= Aim =
Find the word "Weibchen" in the data. Return every line where it appears.

= Data lines =

────────────────

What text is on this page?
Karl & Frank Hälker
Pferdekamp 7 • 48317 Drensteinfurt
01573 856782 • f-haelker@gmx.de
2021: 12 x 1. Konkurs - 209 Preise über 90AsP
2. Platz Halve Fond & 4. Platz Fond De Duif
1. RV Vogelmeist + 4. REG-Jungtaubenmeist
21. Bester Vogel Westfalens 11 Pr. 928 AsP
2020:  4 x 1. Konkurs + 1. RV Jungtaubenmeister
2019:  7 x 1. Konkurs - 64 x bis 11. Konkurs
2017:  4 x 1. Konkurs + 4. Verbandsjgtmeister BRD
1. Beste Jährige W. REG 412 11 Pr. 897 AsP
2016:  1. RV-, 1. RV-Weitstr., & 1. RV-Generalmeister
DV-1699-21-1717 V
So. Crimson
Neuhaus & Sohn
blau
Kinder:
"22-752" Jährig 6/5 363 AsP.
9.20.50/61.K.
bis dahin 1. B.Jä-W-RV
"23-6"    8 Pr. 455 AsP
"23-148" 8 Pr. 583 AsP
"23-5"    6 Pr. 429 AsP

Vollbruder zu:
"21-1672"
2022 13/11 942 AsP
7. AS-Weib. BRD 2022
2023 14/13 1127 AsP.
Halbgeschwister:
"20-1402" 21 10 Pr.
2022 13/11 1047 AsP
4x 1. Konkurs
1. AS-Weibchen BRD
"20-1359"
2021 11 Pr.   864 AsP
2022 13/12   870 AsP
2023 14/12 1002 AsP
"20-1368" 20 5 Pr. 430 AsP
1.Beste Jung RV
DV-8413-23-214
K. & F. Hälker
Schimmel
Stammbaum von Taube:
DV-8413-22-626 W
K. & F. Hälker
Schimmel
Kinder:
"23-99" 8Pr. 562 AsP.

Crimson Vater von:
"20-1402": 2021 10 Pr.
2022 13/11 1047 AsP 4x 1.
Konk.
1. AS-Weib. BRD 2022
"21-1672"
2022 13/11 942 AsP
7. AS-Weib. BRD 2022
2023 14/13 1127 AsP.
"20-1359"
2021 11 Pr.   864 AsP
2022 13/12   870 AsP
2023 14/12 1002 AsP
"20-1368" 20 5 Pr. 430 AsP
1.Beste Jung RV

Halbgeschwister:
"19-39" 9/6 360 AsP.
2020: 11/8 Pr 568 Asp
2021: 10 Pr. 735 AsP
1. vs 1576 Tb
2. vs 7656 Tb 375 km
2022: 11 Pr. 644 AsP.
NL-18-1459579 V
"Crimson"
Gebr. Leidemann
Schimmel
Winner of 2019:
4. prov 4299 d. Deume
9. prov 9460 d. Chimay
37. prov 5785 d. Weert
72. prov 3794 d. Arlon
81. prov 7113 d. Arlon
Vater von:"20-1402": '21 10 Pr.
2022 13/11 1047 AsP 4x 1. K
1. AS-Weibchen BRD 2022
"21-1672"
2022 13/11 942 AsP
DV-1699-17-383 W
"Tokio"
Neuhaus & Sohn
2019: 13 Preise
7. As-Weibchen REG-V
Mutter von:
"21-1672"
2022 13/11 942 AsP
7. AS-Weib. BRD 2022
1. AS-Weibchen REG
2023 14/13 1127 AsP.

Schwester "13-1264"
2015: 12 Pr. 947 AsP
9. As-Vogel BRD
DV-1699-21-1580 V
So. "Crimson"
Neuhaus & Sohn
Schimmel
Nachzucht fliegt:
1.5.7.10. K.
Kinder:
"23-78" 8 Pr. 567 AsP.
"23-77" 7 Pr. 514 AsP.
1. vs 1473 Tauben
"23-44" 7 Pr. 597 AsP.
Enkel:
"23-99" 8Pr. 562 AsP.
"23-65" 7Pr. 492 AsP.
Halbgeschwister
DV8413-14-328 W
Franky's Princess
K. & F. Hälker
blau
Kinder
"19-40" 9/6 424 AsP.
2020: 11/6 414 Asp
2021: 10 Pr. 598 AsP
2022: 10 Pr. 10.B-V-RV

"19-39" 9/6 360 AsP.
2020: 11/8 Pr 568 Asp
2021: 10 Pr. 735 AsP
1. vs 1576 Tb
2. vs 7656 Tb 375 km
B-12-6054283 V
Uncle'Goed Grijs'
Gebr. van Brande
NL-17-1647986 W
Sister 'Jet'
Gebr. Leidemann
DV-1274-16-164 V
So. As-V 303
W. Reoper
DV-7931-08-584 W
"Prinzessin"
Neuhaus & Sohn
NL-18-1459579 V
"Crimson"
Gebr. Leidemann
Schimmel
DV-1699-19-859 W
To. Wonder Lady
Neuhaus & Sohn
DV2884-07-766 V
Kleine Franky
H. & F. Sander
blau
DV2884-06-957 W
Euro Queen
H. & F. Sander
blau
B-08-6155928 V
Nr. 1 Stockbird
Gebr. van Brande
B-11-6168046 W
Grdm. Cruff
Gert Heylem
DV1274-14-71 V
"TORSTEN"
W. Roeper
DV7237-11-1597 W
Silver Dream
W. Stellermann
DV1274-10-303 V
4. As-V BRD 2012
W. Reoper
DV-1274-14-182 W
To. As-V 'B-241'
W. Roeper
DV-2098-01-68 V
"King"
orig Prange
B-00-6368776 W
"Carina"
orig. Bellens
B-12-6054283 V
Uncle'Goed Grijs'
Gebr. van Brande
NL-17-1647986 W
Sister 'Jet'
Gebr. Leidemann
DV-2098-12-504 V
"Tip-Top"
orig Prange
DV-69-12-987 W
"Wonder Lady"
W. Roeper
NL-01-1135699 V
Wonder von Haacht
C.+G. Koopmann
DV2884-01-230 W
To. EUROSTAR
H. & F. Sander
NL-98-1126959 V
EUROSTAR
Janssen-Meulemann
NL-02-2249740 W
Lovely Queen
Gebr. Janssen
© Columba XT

────────────────

= Output below =
1. AS-Weibchen BRD
1. AS-Weibchen BRD 2022
7. As-Weibchen REG-V
1. AS-Weibchen REG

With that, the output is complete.